Data entries:
>>>

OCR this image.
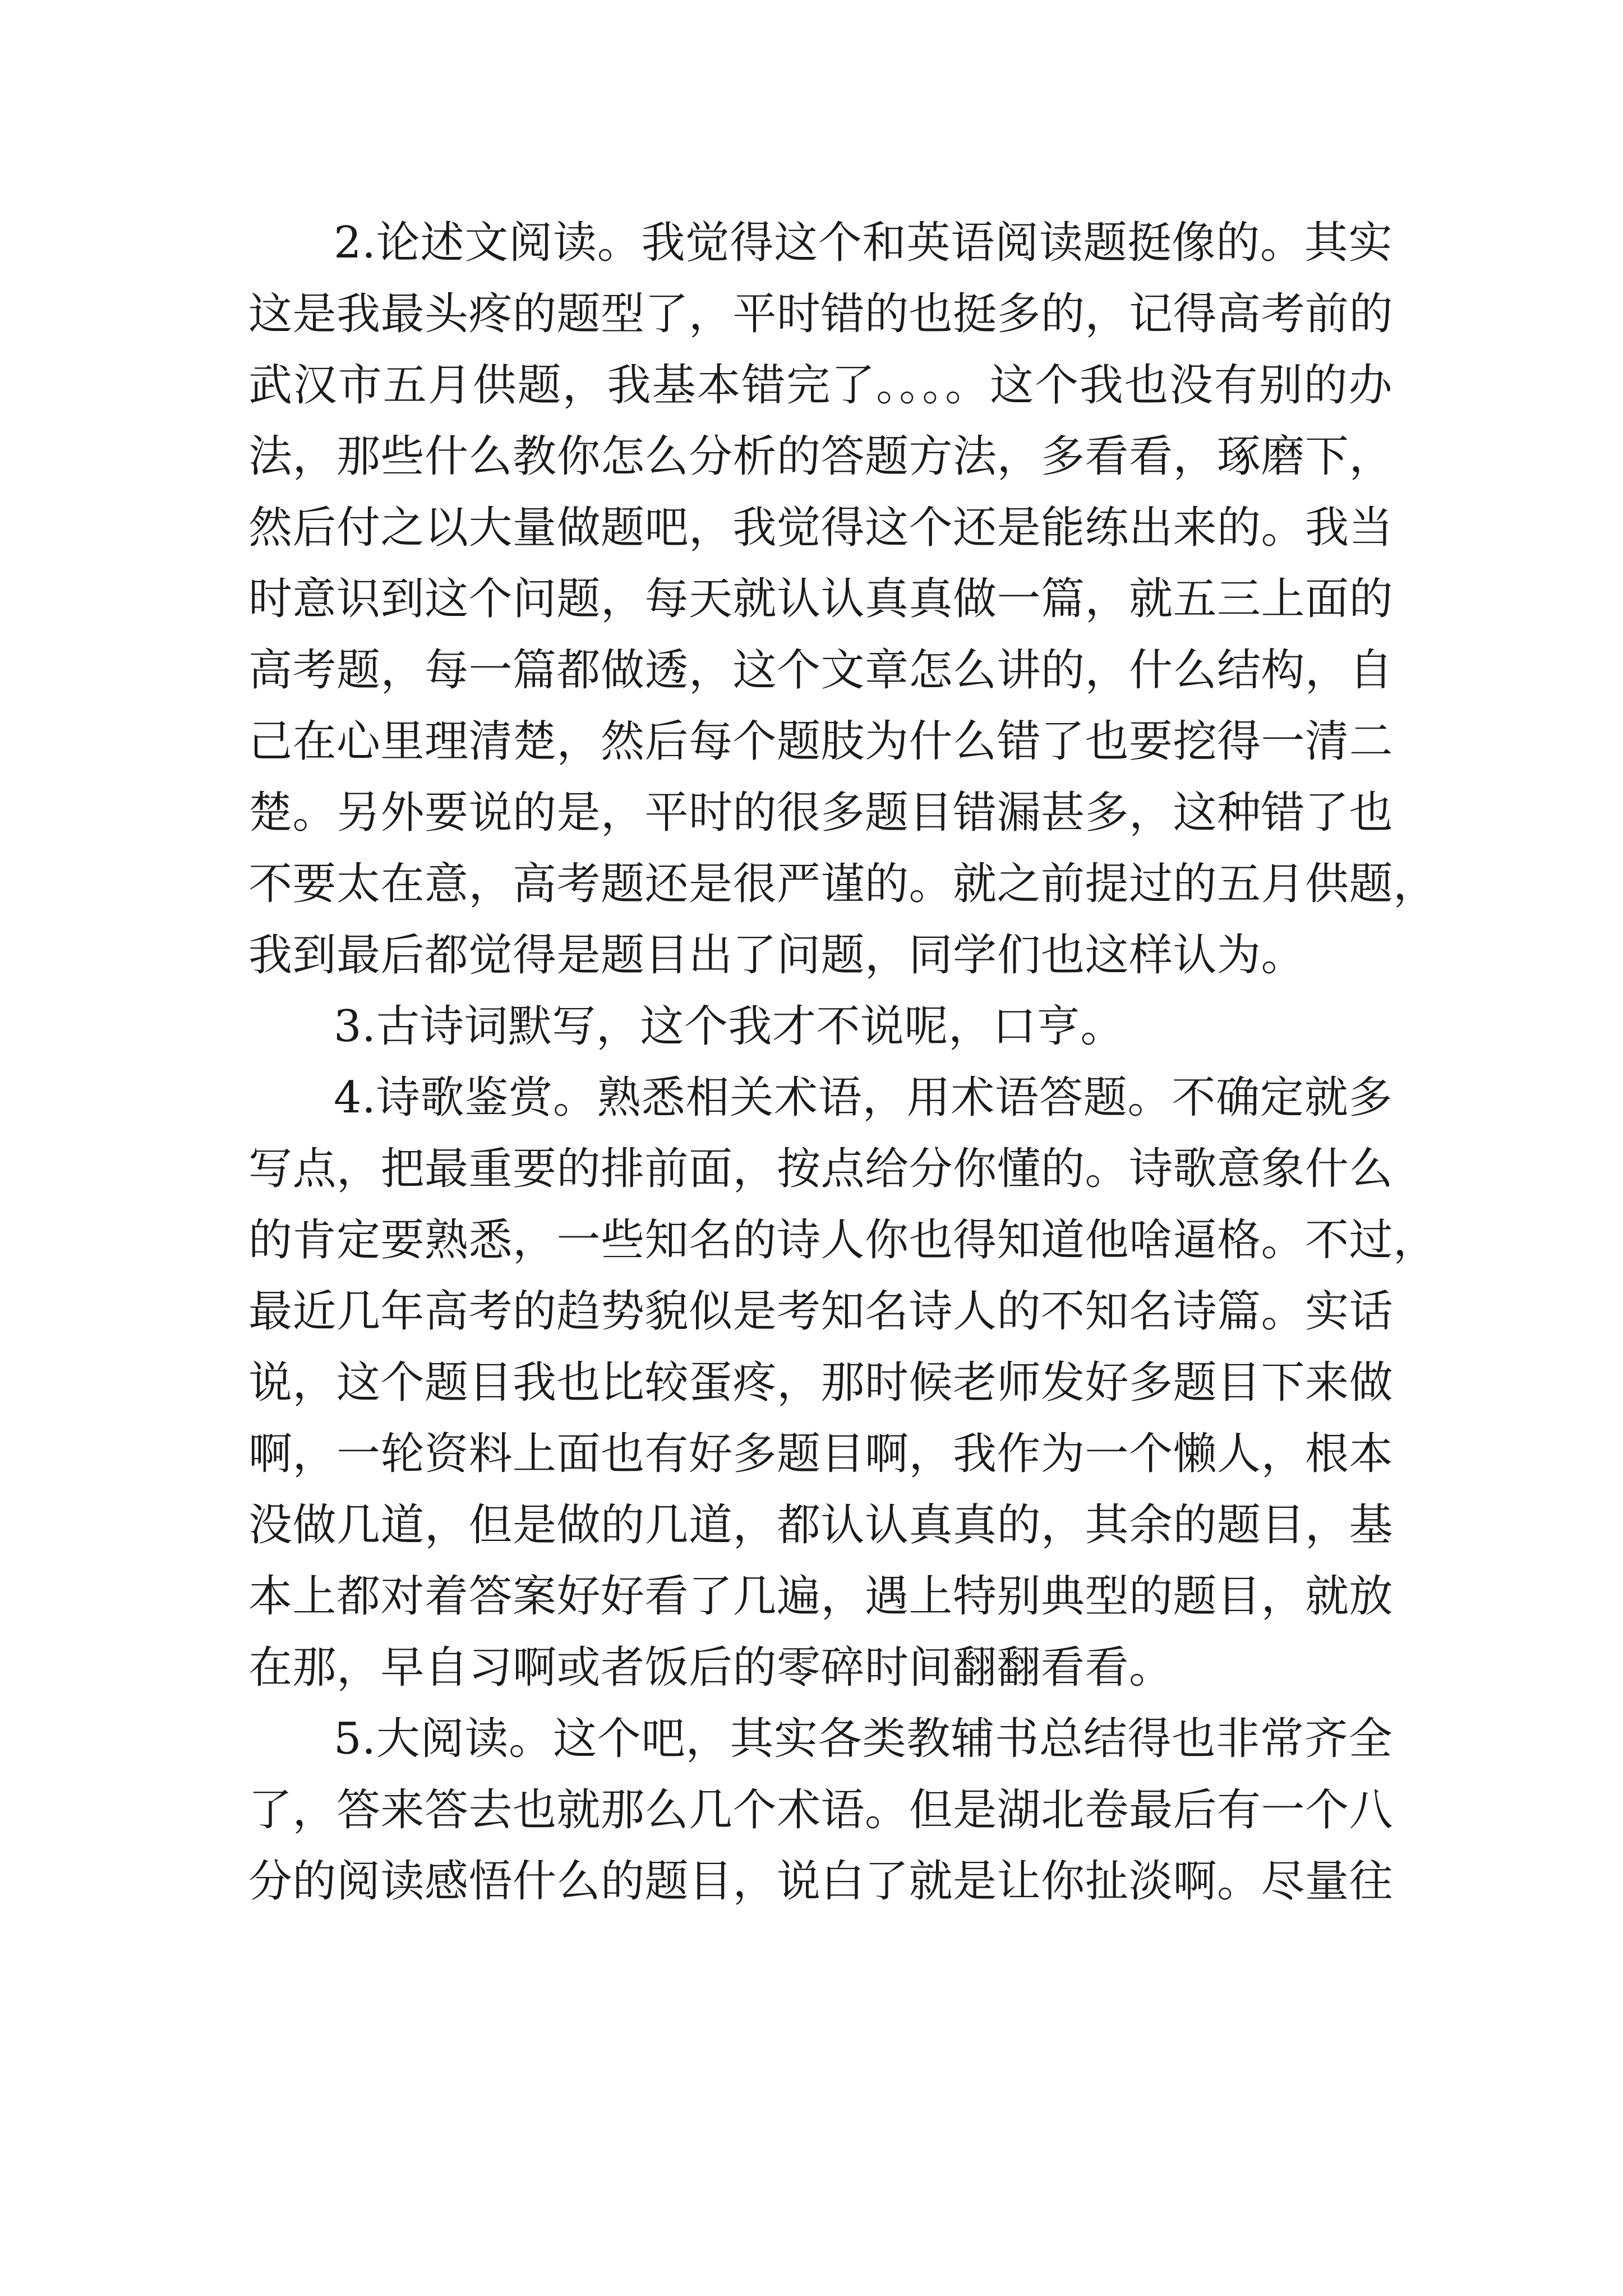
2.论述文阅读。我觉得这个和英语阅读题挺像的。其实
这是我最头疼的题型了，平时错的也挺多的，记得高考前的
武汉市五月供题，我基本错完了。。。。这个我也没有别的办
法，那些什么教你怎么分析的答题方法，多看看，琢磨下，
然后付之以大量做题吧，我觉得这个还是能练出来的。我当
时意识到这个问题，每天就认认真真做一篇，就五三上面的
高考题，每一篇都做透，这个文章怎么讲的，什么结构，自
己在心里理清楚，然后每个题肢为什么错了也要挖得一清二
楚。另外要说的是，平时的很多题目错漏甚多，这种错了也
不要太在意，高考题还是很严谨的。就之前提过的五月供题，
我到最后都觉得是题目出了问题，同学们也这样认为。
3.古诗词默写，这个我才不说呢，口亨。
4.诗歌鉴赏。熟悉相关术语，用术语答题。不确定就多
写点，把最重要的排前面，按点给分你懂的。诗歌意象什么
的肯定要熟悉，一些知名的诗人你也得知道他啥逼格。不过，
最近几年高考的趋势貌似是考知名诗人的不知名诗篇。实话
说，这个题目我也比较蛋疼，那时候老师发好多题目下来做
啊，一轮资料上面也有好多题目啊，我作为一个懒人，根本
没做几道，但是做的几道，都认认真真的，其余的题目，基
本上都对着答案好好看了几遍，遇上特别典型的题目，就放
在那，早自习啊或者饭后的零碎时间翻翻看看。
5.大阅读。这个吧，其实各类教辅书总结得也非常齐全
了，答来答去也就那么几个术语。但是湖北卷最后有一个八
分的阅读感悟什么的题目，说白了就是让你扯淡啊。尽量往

<<<

▶ [Set exercise]: Make an exact reproduction of the listing above, without any pictures.

▶ [Response below]:
OCR this image.
2.论述文阅读。我觉得这个和英语阅读题挺像的。其实
这是我最头疼的题型了，平时错的也挺多的，记得高考前的
武汉市五月供题，我基本错完了。。。。这个我也没有别的办
法，那些什么教你怎么分析的答题方法，多看看，琢磨下，
然后付之以大量做题吧，我觉得这个还是能练出来的。我当
时意识到这个问题，每天就认认真真做一篇，就五三上面的
高考题，每一篇都做透，这个文章怎么讲的，什么结构，自
己在心里理清楚，然后每个题肢为什么错了也要挖得一清二
楚。另外要说的是，平时的很多题目错漏甚多，这种错了也
不要太在意，高考题还是很严谨的。就之前提过的五月供题，
我到最后都觉得是题目出了问题，同学们也这样认为。
3.古诗词默写，这个我才不说呢，口亨。
4.诗歌鉴赏。熟悉相关术语，用术语答题。不确定就多
写点，把最重要的排前面，按点给分你懂的。诗歌意象什么
的肯定要熟悉，一些知名的诗人你也得知道他啥逼格。不过，
最近几年高考的趋势貌似是考知名诗人的不知名诗篇。实话
说，这个题目我也比较蛋疼，那时候老师发好多题目下来做
啊，一轮资料上面也有好多题目啊，我作为一个懒人，根本
没做几道，但是做的几道，都认认真真的，其余的题目，基
本上都对着答案好好看了几遍，遇上特别典型的题目，就放
在那，早自习啊或者饭后的零碎时间翻翻看看。
5.大阅读。这个吧，其实各类教辅书总结得也非常齐全
了，答来答去也就那么几个术语。但是湖北卷最后有一个八
分的阅读感悟什么的题目，说白了就是让你扯淡啊。尽量往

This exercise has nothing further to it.